BEGIN Data listing

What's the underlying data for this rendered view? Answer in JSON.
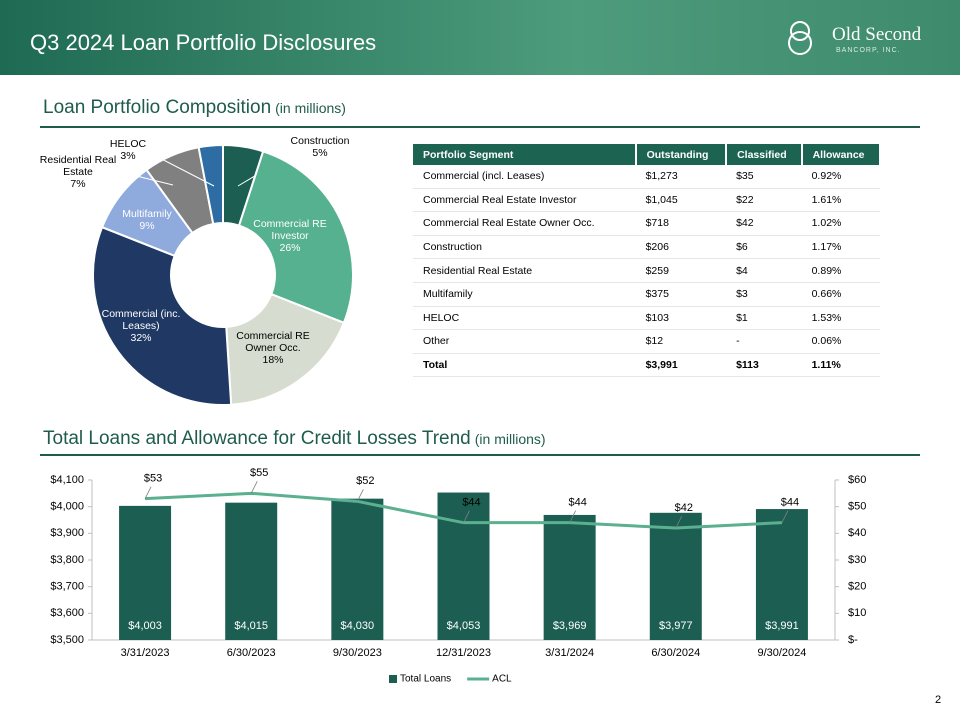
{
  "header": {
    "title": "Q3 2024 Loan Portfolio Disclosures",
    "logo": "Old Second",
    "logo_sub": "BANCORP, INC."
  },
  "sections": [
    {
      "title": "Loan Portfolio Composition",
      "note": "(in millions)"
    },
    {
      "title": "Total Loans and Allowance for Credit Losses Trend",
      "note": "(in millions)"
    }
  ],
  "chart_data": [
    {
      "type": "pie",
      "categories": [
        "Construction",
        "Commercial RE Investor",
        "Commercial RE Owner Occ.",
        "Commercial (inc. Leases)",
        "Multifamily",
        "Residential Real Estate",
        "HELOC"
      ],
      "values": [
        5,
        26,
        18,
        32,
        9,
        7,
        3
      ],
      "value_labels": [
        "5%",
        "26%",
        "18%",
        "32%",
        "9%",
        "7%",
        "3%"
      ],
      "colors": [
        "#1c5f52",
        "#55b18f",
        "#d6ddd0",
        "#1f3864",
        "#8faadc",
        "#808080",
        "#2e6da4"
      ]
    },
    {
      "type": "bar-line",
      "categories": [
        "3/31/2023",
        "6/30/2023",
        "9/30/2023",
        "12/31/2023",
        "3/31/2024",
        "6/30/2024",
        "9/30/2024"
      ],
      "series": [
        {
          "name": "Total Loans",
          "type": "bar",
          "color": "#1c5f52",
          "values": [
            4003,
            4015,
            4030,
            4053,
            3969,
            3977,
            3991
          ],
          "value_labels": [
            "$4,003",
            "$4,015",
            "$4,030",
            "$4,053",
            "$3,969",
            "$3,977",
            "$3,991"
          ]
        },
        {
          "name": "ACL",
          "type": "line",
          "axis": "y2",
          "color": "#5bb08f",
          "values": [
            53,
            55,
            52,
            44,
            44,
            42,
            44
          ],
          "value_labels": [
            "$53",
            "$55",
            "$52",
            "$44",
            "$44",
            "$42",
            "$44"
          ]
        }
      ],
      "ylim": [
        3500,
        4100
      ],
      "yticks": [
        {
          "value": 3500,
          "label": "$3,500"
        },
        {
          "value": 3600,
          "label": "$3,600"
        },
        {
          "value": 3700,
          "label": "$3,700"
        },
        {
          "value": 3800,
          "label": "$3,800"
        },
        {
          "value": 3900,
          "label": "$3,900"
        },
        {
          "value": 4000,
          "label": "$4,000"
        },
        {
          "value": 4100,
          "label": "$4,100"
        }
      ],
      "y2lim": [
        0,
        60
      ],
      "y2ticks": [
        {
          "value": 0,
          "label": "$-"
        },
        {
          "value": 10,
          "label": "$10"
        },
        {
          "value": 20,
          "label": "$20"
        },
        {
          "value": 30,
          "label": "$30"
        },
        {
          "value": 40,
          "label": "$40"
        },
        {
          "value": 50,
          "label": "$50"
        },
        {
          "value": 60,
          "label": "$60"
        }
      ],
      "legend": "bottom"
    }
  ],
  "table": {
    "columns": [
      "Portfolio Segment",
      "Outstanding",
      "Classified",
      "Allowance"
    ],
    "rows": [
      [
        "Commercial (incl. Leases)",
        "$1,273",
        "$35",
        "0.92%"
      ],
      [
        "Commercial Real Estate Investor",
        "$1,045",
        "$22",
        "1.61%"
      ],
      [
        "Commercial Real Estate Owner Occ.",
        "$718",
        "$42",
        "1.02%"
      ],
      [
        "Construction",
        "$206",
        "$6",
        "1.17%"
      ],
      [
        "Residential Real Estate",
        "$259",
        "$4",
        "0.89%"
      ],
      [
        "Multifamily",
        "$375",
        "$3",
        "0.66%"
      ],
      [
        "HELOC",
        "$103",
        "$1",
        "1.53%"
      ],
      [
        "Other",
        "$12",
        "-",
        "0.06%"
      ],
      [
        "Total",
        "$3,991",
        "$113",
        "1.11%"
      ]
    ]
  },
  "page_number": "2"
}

END Data listing
BEGIN Data listing

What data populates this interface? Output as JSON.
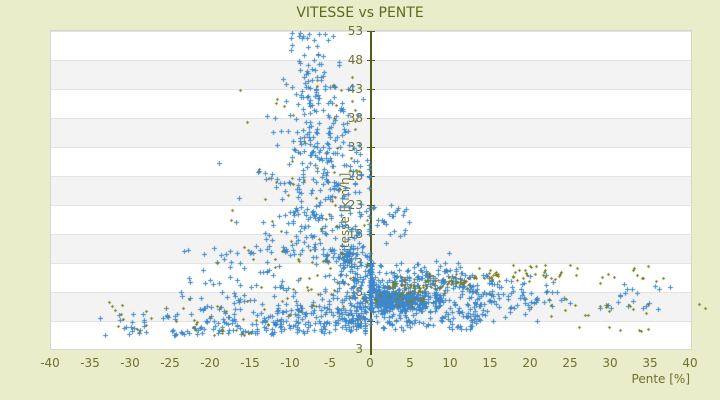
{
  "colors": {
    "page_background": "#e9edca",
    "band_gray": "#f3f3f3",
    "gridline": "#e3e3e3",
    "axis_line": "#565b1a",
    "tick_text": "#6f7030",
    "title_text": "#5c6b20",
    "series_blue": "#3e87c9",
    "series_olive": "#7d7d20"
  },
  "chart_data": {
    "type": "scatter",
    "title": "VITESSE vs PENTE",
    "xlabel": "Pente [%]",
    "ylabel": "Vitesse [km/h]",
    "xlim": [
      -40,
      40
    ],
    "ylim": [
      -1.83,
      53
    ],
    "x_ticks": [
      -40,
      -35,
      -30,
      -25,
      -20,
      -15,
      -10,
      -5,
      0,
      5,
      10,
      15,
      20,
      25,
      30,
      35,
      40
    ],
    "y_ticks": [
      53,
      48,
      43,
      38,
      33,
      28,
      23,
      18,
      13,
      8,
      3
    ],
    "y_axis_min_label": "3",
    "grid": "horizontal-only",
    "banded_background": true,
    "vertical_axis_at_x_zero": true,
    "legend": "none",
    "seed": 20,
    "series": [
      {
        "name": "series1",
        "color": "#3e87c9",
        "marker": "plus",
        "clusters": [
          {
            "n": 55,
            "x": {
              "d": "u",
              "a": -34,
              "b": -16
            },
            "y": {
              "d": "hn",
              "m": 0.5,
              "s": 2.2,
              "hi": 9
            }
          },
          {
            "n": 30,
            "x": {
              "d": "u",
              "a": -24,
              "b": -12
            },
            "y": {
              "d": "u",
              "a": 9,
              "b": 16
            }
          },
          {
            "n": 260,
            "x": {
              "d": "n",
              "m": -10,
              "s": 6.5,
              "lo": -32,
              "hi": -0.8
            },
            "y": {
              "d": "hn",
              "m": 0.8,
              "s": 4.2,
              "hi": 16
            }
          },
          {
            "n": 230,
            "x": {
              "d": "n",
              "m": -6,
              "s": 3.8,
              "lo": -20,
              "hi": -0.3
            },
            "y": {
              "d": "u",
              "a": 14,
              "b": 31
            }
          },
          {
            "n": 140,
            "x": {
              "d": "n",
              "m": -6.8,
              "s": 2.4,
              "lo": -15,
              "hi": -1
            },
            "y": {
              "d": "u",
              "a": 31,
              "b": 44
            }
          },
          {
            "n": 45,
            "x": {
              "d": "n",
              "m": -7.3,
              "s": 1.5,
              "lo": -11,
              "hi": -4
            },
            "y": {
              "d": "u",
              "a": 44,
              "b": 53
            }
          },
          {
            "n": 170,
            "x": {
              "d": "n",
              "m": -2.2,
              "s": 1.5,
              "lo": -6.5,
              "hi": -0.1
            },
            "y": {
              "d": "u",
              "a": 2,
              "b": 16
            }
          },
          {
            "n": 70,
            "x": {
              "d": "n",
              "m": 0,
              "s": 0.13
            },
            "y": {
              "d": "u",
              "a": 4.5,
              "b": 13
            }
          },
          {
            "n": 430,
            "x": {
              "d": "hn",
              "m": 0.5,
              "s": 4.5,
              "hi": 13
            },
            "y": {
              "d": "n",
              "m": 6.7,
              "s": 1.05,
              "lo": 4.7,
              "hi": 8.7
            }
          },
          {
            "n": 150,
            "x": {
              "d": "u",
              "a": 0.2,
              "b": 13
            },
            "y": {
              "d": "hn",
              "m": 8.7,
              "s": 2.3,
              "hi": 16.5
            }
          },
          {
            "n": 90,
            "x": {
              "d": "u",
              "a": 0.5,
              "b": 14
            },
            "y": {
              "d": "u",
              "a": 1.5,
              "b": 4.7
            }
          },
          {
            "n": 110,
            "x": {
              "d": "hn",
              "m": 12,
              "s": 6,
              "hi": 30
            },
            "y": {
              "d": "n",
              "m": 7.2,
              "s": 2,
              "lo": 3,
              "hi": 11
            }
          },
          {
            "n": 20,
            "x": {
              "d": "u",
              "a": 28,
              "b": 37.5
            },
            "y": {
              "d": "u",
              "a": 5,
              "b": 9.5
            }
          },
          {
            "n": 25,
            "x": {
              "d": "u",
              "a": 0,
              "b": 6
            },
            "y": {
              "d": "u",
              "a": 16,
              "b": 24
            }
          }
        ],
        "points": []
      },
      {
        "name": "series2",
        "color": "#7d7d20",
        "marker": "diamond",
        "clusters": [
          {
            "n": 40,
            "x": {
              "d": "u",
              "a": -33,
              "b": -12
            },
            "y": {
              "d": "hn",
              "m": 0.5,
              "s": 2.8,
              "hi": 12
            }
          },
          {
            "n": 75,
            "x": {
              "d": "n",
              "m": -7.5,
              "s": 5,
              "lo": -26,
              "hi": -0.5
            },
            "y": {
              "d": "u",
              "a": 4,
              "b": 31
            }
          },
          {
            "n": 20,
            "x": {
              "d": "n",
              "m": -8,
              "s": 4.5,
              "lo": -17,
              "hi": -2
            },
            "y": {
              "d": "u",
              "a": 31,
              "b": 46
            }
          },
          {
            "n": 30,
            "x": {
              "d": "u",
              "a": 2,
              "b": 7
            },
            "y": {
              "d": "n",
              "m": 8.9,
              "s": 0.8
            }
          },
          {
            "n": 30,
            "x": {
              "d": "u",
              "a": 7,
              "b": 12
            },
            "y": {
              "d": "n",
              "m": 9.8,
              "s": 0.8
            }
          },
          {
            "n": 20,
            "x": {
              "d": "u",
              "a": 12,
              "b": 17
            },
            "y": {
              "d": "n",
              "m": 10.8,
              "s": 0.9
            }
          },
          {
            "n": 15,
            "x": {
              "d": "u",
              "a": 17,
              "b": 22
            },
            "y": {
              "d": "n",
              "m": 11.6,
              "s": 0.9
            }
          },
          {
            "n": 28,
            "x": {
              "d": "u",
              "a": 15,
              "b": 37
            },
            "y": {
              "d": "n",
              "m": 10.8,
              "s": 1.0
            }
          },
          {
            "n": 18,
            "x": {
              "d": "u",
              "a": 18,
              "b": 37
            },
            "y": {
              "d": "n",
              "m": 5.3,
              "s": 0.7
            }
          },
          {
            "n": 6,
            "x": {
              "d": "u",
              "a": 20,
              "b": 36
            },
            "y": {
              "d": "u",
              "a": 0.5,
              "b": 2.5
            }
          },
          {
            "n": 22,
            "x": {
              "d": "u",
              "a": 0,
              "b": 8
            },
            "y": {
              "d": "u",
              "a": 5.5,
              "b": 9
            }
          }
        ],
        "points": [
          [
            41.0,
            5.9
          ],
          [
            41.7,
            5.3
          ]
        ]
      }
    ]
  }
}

END Data listing
BEGIN Data listing

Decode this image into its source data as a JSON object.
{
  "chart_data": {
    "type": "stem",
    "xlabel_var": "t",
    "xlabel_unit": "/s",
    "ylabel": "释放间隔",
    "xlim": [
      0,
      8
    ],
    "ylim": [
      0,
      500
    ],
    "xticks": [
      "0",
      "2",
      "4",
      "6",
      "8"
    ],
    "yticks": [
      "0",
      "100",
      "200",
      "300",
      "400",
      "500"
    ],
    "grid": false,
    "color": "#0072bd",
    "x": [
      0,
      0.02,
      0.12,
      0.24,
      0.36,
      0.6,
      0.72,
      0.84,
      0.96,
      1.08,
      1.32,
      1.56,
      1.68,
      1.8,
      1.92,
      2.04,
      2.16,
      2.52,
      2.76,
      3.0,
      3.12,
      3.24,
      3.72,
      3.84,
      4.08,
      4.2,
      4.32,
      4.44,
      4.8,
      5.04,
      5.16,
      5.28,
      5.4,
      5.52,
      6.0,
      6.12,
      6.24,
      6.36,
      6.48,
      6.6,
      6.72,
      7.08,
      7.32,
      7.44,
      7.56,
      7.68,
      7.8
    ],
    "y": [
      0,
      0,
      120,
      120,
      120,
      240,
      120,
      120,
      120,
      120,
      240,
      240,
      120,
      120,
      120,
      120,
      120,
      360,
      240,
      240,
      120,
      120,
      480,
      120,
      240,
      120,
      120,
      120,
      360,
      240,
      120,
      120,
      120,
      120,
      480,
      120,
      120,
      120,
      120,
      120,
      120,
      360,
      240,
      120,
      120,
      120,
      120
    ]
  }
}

END Data listing

Pull out each line of the records holding the string "Leases".

        "Commercial (inc. Leases)",
        "Commercial (incl. Leases)",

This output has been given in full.